====== Given information ======

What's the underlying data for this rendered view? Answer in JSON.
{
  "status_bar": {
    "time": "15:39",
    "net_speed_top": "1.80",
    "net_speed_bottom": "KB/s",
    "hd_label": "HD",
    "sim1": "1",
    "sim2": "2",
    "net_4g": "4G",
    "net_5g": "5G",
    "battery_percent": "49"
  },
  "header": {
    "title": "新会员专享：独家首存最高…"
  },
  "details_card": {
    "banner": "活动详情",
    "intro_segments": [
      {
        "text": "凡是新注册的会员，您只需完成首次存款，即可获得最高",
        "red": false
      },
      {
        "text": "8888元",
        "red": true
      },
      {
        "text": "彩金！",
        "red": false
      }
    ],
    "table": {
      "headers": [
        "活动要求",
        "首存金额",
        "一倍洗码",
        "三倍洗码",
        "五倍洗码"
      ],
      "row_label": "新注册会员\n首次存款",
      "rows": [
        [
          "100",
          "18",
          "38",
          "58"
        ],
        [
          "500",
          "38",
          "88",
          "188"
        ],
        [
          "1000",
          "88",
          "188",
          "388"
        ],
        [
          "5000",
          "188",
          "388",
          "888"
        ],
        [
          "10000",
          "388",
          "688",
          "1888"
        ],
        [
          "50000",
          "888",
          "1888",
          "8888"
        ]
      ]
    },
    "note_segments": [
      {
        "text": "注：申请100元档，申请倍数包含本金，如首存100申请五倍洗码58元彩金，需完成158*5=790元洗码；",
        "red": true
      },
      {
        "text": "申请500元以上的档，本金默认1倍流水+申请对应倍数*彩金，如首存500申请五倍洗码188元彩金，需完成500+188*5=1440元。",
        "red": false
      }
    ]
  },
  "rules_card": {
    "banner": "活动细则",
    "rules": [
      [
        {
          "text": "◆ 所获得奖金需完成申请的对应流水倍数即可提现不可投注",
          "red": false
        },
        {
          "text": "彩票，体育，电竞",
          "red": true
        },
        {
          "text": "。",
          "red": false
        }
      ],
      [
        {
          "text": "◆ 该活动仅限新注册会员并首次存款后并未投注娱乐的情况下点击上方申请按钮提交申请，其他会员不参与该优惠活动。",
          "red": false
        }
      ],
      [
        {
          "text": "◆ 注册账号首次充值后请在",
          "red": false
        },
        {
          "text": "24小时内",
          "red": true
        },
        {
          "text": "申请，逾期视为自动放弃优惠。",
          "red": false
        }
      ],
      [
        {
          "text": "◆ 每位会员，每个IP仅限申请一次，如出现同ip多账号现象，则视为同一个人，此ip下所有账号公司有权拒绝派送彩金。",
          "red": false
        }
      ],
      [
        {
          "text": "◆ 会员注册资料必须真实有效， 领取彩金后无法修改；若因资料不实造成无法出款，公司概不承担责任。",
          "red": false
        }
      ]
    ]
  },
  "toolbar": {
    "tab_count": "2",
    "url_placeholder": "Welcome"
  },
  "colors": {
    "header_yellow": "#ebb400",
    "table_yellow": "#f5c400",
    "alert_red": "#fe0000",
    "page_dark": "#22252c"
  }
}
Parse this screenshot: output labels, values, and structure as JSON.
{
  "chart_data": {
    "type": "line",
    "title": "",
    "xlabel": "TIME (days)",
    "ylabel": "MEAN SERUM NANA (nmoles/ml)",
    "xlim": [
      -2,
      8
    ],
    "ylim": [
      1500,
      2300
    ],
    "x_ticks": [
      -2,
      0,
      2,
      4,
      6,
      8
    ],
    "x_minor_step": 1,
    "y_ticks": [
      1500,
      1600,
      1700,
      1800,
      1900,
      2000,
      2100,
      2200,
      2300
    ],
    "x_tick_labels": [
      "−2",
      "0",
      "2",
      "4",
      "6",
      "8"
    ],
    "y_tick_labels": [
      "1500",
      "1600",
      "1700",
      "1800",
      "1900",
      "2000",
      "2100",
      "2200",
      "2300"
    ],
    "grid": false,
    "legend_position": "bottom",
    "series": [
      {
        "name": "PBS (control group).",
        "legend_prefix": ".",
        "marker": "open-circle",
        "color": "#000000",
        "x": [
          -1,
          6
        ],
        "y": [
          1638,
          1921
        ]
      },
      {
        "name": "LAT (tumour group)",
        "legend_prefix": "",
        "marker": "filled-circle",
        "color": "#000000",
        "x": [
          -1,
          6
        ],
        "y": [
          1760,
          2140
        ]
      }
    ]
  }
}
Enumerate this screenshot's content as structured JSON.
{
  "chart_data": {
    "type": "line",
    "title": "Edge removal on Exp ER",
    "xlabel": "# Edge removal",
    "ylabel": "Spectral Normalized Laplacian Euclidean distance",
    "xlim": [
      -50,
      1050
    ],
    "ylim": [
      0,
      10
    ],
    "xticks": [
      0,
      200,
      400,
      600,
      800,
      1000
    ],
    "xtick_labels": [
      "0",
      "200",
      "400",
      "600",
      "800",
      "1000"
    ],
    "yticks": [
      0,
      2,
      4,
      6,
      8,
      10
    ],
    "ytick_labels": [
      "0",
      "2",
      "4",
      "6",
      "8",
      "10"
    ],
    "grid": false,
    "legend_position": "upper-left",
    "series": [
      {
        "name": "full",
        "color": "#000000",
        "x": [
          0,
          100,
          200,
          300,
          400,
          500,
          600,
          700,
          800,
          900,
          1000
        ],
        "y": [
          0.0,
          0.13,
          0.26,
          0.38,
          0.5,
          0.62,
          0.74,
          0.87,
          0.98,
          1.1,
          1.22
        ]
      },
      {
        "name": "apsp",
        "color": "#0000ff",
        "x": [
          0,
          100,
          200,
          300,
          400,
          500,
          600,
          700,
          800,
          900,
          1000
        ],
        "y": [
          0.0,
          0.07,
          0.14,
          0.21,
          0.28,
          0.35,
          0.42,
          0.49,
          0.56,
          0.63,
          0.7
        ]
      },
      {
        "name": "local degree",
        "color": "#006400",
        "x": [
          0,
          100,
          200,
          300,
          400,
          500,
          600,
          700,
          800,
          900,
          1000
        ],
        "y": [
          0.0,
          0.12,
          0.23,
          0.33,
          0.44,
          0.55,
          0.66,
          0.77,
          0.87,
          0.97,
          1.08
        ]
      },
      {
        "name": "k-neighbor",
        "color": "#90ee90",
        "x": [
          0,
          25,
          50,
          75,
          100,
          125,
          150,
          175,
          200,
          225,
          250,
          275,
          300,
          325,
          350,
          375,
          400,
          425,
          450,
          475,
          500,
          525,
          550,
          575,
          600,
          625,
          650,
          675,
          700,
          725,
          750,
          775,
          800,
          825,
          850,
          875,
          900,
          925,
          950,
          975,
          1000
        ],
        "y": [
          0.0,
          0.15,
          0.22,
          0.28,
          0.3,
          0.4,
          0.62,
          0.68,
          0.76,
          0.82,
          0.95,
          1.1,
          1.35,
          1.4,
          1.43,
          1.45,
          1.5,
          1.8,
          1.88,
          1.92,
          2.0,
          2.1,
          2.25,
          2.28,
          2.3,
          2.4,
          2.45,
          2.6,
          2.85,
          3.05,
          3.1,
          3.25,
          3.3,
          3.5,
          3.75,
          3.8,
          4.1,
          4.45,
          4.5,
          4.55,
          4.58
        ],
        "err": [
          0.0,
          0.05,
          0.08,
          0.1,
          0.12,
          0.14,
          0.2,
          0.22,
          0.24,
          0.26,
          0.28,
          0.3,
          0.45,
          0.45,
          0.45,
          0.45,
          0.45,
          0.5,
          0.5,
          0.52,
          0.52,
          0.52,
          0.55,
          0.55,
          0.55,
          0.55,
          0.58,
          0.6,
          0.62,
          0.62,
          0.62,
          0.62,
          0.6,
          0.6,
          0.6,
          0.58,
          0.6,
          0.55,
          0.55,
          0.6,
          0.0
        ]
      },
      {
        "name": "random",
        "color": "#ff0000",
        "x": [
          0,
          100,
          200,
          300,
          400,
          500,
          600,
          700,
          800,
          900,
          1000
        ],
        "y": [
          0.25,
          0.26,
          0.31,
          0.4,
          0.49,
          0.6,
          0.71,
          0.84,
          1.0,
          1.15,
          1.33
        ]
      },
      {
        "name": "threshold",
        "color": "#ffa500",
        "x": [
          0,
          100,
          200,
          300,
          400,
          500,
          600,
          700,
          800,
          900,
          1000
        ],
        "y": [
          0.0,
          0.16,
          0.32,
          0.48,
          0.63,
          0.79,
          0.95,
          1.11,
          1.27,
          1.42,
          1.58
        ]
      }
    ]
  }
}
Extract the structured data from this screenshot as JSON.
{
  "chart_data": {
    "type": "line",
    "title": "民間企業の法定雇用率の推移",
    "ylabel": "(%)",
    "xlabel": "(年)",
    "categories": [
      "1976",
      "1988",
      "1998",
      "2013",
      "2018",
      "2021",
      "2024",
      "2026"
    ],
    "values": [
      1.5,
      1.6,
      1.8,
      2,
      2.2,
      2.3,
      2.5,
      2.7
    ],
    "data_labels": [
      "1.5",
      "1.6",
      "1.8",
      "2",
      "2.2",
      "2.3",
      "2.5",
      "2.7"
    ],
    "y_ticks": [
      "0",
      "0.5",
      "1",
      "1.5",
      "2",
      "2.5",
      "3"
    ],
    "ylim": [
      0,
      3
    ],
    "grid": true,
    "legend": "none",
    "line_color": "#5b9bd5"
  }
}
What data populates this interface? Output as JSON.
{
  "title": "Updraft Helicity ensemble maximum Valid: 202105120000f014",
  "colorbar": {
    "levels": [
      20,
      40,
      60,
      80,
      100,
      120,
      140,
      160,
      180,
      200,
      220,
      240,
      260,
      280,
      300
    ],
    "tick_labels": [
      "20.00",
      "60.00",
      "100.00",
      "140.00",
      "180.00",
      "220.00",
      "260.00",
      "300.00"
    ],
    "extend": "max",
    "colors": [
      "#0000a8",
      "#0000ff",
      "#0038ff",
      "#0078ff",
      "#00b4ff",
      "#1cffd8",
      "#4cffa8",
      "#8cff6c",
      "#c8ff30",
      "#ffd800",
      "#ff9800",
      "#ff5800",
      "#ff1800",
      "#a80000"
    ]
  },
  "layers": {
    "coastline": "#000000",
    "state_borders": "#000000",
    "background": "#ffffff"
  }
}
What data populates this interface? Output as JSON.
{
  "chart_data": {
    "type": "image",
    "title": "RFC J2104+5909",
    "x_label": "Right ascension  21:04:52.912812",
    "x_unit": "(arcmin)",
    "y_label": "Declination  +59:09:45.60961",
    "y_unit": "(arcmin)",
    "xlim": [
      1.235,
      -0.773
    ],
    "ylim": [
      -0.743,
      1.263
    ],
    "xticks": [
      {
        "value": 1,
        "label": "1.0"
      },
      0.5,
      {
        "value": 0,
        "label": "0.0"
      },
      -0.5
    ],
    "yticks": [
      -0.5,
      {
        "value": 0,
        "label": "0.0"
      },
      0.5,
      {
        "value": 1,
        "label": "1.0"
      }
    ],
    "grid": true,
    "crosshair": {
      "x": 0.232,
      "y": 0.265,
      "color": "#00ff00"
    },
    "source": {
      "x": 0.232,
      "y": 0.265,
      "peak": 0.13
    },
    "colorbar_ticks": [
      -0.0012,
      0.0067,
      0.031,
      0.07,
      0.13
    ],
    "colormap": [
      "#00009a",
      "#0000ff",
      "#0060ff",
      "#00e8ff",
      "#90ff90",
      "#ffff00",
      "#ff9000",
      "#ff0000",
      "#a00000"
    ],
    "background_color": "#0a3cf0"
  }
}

======

- **Exercise**
Select all lines in the listing that include the word "xlabel".

- **Task answer**
    "xlabel": "TIME (days)",
    "xlabel": "# Edge removal",
    "xlabel": "(年)",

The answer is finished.